- _TO BE DONE_
Repeat all of the records verbatim.
════════════════════
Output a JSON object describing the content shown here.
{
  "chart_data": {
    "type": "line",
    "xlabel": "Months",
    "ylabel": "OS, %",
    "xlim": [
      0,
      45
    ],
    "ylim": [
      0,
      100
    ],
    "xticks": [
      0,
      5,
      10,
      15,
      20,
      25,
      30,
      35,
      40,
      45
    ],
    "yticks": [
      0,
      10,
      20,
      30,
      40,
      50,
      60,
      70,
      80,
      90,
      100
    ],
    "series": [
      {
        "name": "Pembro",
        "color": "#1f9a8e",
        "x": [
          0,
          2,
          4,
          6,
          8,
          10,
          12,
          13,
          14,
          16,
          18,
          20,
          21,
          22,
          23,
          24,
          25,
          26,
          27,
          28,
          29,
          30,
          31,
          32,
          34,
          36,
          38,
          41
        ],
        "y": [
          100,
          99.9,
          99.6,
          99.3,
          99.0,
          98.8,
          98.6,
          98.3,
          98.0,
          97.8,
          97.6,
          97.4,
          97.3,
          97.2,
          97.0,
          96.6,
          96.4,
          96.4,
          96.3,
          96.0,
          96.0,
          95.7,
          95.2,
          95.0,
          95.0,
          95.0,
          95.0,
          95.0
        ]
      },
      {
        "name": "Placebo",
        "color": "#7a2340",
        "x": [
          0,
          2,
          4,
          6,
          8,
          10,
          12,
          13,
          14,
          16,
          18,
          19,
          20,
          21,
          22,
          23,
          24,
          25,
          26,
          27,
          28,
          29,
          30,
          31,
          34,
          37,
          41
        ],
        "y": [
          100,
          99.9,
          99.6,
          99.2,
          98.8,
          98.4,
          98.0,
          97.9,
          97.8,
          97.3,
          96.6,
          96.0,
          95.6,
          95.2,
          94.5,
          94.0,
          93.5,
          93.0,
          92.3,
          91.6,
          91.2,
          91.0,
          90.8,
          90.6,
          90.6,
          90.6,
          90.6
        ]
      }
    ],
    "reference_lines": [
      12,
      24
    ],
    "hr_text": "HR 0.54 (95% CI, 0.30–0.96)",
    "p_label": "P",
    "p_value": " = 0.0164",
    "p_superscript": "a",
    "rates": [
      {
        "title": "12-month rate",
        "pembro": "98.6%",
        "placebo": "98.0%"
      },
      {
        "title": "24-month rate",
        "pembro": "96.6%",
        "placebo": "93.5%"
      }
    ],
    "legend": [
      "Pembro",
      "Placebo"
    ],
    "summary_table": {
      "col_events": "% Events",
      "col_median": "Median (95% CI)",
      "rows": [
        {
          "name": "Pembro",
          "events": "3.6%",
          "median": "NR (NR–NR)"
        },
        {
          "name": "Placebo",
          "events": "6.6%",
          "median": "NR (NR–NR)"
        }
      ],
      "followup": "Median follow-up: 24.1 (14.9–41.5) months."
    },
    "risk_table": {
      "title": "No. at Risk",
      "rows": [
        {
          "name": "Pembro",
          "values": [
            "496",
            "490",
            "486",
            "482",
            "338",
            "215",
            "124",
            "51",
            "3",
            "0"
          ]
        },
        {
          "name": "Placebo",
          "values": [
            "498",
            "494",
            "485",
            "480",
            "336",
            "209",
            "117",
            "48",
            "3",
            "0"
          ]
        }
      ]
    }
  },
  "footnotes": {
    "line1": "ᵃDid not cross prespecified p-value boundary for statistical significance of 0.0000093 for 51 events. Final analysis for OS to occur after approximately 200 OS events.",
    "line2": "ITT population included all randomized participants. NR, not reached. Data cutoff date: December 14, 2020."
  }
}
════════════════════
- _SOLUTION TO THIS PROBLEM_
Output a JSON object describing the content shown here.
{
  "chart_data": {
    "type": "line",
    "xlabel": "Months",
    "ylabel": "OS, %",
    "xlim": [
      0,
      45
    ],
    "ylim": [
      0,
      100
    ],
    "xticks": [
      0,
      5,
      10,
      15,
      20,
      25,
      30,
      35,
      40,
      45
    ],
    "yticks": [
      0,
      10,
      20,
      30,
      40,
      50,
      60,
      70,
      80,
      90,
      100
    ],
    "series": [
      {
        "name": "Pembro",
        "color": "#1f9a8e",
        "x": [
          0,
          2,
          4,
          6,
          8,
          10,
          12,
          13,
          14,
          16,
          18,
          20,
          21,
          22,
          23,
          24,
          25,
          26,
          27,
          28,
          29,
          30,
          31,
          32,
          34,
          36,
          38,
          41
        ],
        "y": [
          100,
          99.9,
          99.6,
          99.3,
          99.0,
          98.8,
          98.6,
          98.3,
          98.0,
          97.8,
          97.6,
          97.4,
          97.3,
          97.2,
          97.0,
          96.6,
          96.4,
          96.4,
          96.3,
          96.0,
          96.0,
          95.7,
          95.2,
          95.0,
          95.0,
          95.0,
          95.0,
          95.0
        ]
      },
      {
        "name": "Placebo",
        "color": "#7a2340",
        "x": [
          0,
          2,
          4,
          6,
          8,
          10,
          12,
          13,
          14,
          16,
          18,
          19,
          20,
          21,
          22,
          23,
          24,
          25,
          26,
          27,
          28,
          29,
          30,
          31,
          34,
          37,
          41
        ],
        "y": [
          100,
          99.9,
          99.6,
          99.2,
          98.8,
          98.4,
          98.0,
          97.9,
          97.8,
          97.3,
          96.6,
          96.0,
          95.6,
          95.2,
          94.5,
          94.0,
          93.5,
          93.0,
          92.3,
          91.6,
          91.2,
          91.0,
          90.8,
          90.6,
          90.6,
          90.6,
          90.6
        ]
      }
    ],
    "reference_lines": [
      12,
      24
    ],
    "hr_text": "HR 0.54 (95% CI, 0.30–0.96)",
    "p_label": "P",
    "p_value": " = 0.0164",
    "p_superscript": "a",
    "rates": [
      {
        "title": "12-month rate",
        "pembro": "98.6%",
        "placebo": "98.0%"
      },
      {
        "title": "24-month rate",
        "pembro": "96.6%",
        "placebo": "93.5%"
      }
    ],
    "legend": [
      "Pembro",
      "Placebo"
    ],
    "summary_table": {
      "col_events": "% Events",
      "col_median": "Median (95% CI)",
      "rows": [
        {
          "name": "Pembro",
          "events": "3.6%",
          "median": "NR (NR–NR)"
        },
        {
          "name": "Placebo",
          "events": "6.6%",
          "median": "NR (NR–NR)"
        }
      ],
      "followup": "Median follow-up: 24.1 (14.9–41.5) months."
    },
    "risk_table": {
      "title": "No. at Risk",
      "rows": [
        {
          "name": "Pembro",
          "values": [
            "496",
            "490",
            "486",
            "482",
            "338",
            "215",
            "124",
            "51",
            "3",
            "0"
          ]
        },
        {
          "name": "Placebo",
          "values": [
            "498",
            "494",
            "485",
            "480",
            "336",
            "209",
            "117",
            "48",
            "3",
            "0"
          ]
        }
      ]
    }
  },
  "footnotes": {
    "line1": "ᵃDid not cross prespecified p-value boundary for statistical significance of 0.0000093 for 51 events. Final analysis for OS to occur after approximately 200 OS events.",
    "line2": "ITT population included all randomized participants. NR, not reached. Data cutoff date: December 14, 2020."
  }
}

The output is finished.